Job: From the listing below, pull out every line where the string "structured" appears.

Extracted data:

* * * * * * *

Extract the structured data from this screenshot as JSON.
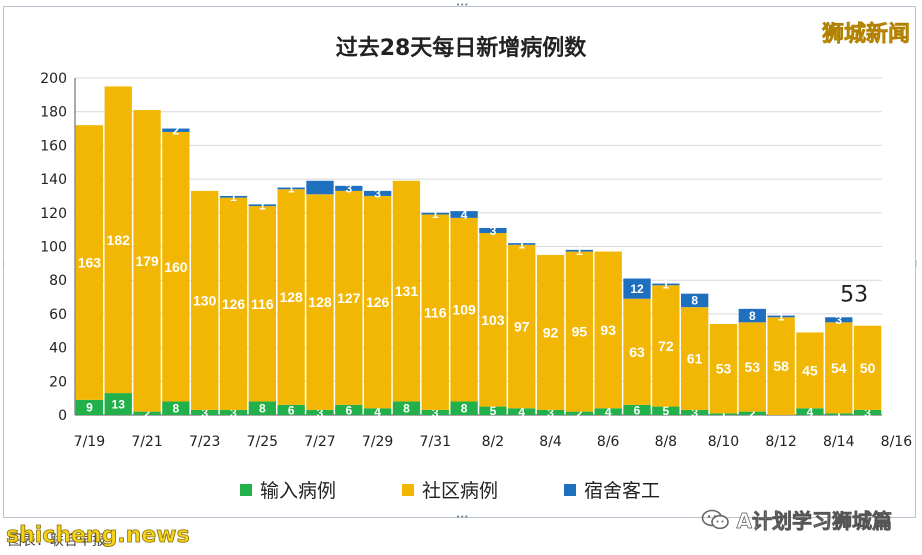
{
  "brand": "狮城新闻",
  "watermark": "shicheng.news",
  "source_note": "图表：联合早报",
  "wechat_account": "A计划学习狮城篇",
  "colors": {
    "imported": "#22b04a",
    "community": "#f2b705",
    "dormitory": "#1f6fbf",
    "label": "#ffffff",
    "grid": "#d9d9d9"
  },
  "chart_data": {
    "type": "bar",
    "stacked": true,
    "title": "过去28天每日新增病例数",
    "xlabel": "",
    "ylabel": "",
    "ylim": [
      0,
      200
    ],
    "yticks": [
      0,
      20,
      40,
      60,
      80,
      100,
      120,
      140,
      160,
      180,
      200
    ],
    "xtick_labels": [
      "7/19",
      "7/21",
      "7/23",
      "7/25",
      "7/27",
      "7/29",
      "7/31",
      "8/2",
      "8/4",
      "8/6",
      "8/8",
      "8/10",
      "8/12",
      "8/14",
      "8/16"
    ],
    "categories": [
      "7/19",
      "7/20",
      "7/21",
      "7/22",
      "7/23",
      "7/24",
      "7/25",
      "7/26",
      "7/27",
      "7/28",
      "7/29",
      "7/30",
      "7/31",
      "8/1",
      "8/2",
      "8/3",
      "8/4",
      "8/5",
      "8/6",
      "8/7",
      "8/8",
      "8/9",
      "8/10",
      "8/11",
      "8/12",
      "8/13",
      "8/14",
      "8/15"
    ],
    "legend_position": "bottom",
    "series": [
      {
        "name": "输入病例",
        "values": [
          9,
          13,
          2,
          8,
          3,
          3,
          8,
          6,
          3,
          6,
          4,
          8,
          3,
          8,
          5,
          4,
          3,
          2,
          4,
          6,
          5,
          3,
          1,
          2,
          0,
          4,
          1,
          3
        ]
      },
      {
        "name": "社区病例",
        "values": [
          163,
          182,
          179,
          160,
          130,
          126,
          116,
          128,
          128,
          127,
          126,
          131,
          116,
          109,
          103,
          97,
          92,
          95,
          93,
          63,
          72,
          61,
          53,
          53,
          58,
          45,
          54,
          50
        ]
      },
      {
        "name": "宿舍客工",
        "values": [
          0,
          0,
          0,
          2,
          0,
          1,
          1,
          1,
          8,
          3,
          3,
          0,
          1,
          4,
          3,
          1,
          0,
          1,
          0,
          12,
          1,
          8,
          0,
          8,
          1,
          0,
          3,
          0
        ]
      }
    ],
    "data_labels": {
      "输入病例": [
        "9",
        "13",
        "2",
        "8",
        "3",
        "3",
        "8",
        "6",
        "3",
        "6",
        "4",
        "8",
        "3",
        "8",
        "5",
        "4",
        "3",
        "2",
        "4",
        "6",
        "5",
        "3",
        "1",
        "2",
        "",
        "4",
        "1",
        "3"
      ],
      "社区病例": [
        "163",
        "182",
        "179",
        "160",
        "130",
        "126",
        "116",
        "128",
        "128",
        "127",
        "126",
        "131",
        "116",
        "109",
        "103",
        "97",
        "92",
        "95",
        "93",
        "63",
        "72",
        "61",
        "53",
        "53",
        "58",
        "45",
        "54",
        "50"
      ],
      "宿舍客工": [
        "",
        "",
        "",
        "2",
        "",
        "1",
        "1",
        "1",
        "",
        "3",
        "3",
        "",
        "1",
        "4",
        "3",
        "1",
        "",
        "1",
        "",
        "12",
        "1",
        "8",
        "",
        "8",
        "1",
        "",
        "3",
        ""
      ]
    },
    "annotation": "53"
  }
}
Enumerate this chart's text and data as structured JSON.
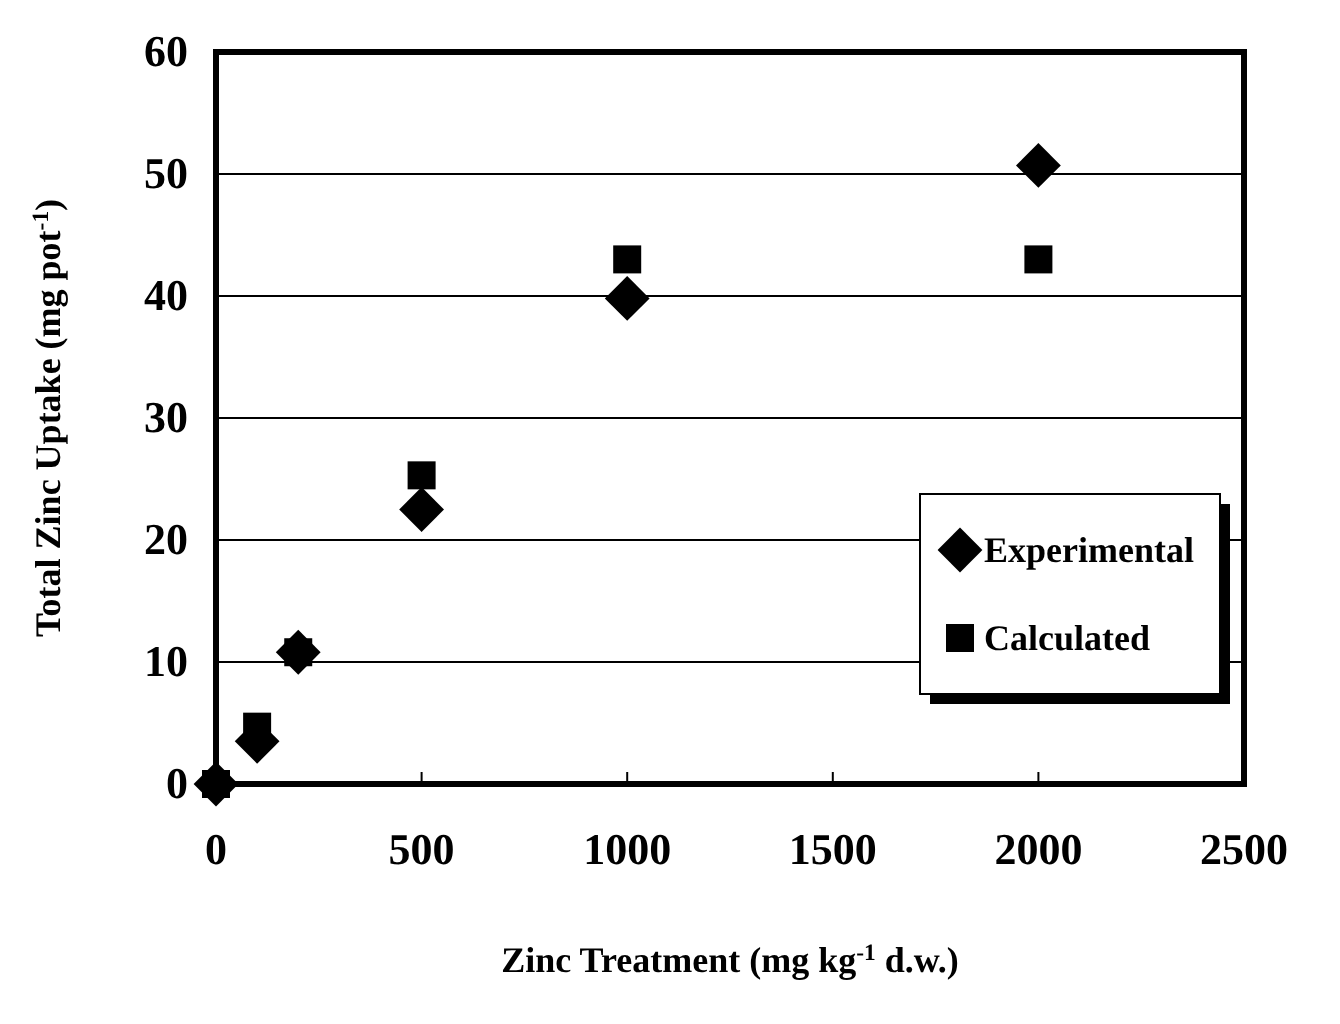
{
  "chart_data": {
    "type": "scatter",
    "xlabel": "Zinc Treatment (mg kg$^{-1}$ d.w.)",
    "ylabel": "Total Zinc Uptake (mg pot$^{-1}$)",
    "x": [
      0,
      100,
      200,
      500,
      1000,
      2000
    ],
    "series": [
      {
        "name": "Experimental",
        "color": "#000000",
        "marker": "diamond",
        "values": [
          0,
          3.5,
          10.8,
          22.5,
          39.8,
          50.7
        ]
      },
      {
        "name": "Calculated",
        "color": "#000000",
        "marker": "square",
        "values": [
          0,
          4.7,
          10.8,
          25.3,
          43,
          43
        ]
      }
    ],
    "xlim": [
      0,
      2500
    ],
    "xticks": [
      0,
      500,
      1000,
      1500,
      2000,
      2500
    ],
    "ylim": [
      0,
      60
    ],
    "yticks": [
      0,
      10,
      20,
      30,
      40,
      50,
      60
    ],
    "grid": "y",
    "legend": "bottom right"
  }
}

* * * * * * *

Finished exercise:
Extract the structured data from this screenshot as JSON.
Enumerate this chart's text and data as structured JSON.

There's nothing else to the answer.